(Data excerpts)
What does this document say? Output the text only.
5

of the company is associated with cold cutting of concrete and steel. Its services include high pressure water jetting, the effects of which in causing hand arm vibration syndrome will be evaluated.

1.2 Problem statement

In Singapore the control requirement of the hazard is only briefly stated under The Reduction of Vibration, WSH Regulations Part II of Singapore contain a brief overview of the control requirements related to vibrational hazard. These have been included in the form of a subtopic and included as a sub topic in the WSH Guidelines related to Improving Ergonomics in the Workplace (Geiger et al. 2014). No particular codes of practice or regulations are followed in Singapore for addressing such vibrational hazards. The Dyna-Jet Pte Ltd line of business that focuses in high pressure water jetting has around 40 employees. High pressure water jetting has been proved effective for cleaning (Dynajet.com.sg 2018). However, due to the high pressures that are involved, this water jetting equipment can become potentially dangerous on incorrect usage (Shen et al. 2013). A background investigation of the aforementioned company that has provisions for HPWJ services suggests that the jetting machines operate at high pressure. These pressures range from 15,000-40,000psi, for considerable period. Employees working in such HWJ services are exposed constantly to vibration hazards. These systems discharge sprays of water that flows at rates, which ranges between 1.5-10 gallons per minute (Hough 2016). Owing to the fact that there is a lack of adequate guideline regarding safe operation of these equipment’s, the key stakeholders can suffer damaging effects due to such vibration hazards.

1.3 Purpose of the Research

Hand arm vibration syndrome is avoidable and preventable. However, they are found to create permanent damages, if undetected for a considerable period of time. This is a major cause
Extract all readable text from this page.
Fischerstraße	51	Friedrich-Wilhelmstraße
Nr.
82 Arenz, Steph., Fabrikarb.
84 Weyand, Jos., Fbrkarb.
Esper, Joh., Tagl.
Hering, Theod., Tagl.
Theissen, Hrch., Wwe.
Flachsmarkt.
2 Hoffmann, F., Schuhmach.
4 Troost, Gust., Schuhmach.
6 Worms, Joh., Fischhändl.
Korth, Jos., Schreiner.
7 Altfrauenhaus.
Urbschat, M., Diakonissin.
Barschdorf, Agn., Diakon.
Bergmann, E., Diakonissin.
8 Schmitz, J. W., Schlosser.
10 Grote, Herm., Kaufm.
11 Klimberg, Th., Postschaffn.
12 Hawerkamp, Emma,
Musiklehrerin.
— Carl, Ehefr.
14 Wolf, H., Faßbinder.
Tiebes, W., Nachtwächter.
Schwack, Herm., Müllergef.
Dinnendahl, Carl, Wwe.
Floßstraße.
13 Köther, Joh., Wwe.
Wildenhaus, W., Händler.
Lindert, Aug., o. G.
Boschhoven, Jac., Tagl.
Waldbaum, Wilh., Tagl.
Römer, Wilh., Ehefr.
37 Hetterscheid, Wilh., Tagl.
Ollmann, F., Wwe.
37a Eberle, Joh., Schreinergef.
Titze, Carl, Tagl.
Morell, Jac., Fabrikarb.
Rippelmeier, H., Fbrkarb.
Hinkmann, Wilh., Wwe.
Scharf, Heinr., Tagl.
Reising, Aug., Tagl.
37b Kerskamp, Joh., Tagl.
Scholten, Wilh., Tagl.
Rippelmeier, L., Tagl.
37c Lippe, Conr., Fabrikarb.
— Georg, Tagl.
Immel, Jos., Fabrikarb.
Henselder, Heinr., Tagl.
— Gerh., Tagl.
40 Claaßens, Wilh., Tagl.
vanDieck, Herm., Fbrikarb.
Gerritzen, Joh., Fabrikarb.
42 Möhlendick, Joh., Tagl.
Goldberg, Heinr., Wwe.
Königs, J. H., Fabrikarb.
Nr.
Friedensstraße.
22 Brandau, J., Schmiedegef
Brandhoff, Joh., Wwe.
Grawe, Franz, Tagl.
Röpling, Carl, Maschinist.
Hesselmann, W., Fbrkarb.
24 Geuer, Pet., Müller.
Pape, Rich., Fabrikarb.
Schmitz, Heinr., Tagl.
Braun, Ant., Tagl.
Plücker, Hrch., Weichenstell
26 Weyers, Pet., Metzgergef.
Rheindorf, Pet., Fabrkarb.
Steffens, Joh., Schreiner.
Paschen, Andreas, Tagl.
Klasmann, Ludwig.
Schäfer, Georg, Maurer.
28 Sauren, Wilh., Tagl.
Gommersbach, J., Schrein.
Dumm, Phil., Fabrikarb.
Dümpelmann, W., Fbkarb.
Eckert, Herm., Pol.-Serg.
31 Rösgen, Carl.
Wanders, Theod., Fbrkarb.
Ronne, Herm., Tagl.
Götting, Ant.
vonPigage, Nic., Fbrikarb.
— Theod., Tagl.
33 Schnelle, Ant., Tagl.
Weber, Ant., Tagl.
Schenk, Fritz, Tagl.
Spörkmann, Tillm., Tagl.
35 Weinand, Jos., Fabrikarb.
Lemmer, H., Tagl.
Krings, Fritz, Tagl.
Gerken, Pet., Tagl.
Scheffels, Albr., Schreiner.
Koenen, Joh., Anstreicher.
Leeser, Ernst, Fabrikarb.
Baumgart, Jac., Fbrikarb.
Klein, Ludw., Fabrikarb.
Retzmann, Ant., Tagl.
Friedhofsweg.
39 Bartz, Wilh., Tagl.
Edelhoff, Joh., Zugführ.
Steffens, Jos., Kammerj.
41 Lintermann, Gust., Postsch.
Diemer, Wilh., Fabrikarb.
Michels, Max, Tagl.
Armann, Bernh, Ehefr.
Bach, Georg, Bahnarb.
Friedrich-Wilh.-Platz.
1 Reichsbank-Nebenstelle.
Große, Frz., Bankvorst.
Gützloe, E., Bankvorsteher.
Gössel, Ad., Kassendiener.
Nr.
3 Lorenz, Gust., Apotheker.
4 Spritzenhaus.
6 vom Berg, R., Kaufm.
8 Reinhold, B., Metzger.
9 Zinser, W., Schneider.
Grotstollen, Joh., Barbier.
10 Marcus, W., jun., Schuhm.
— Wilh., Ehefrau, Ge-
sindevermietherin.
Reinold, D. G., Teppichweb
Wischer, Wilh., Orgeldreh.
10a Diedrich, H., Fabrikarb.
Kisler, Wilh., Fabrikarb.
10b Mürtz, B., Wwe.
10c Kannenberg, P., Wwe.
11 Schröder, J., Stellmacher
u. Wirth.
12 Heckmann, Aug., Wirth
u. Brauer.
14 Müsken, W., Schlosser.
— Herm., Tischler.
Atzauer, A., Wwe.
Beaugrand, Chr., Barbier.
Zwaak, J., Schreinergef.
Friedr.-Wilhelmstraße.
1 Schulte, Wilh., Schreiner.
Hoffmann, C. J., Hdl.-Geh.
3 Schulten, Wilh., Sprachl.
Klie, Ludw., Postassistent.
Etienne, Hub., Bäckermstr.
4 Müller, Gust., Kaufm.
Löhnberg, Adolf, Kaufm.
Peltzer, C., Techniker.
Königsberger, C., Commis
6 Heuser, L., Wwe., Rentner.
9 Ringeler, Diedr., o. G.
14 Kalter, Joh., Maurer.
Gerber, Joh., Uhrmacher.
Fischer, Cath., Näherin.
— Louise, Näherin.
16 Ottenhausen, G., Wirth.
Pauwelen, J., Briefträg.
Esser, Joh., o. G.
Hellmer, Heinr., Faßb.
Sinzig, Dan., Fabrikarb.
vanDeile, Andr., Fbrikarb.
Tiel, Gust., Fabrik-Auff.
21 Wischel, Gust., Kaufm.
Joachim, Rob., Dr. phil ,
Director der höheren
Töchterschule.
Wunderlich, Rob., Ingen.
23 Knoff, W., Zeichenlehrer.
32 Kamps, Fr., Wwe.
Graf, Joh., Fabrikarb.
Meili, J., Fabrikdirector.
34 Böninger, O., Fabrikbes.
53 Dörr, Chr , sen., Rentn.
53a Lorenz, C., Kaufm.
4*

**The task**
Reproduce each line holding the word "Schuhmach".

**Exercise output**
2 Hoffmann, F., Schuhmach.
4 Troost, Gust., Schuhmach.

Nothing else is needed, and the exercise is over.